▶ **Aim of the task**:
Collect all the lines that mention the word "group".

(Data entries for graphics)
-----

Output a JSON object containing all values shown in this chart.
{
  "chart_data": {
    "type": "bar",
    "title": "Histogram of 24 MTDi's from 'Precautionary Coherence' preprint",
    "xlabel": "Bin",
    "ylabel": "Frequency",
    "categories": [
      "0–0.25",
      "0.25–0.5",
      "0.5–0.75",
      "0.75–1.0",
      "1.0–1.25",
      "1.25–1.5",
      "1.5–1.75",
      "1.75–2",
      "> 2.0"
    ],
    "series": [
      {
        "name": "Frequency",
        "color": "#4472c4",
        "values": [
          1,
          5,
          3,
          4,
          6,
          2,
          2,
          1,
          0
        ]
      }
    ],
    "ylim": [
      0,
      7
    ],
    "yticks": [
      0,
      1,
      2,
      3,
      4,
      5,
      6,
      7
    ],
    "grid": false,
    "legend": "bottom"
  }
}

-----

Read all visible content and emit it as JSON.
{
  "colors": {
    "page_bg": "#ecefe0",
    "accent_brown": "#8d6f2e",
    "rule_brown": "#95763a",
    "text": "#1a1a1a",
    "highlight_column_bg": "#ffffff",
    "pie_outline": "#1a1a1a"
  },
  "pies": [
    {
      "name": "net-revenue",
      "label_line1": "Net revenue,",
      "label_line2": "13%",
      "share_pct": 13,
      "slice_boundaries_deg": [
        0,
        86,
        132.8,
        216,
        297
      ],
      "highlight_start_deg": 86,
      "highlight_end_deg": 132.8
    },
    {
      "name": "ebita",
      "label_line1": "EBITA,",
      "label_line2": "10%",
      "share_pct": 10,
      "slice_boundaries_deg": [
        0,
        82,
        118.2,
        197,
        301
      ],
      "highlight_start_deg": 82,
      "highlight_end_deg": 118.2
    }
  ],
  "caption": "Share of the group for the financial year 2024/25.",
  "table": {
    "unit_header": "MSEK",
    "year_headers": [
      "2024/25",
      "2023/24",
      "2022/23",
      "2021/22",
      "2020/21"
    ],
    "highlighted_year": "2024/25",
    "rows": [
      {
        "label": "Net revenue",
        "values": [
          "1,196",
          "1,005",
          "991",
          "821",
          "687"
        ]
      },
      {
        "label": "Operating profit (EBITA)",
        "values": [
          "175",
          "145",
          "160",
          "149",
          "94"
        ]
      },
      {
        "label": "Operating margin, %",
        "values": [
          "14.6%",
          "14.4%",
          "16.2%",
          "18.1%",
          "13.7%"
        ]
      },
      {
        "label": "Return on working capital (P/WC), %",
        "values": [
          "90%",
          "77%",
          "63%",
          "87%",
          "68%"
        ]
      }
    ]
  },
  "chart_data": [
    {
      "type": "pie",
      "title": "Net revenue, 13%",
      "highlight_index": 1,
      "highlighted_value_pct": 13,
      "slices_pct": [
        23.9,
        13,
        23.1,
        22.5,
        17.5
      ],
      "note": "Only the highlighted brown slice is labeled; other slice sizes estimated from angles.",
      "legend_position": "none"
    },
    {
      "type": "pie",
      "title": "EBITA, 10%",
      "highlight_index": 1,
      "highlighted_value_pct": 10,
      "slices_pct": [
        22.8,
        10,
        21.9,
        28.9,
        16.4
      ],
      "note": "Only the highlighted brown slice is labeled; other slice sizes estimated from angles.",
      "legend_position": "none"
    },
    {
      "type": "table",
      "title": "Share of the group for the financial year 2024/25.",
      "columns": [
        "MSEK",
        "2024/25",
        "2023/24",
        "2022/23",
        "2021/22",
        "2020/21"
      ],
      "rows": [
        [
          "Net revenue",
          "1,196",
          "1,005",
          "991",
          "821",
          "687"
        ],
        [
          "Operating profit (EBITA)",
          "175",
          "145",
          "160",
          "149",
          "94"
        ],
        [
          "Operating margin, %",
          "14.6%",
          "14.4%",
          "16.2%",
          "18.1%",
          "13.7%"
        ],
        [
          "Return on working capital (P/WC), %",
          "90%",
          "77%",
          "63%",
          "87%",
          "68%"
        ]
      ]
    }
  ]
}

-----

▶ **The completed task**:
  "caption": "Share of the group for the financial year 2024/25.",
      "title": "Share of the group for the financial year 2024/25.",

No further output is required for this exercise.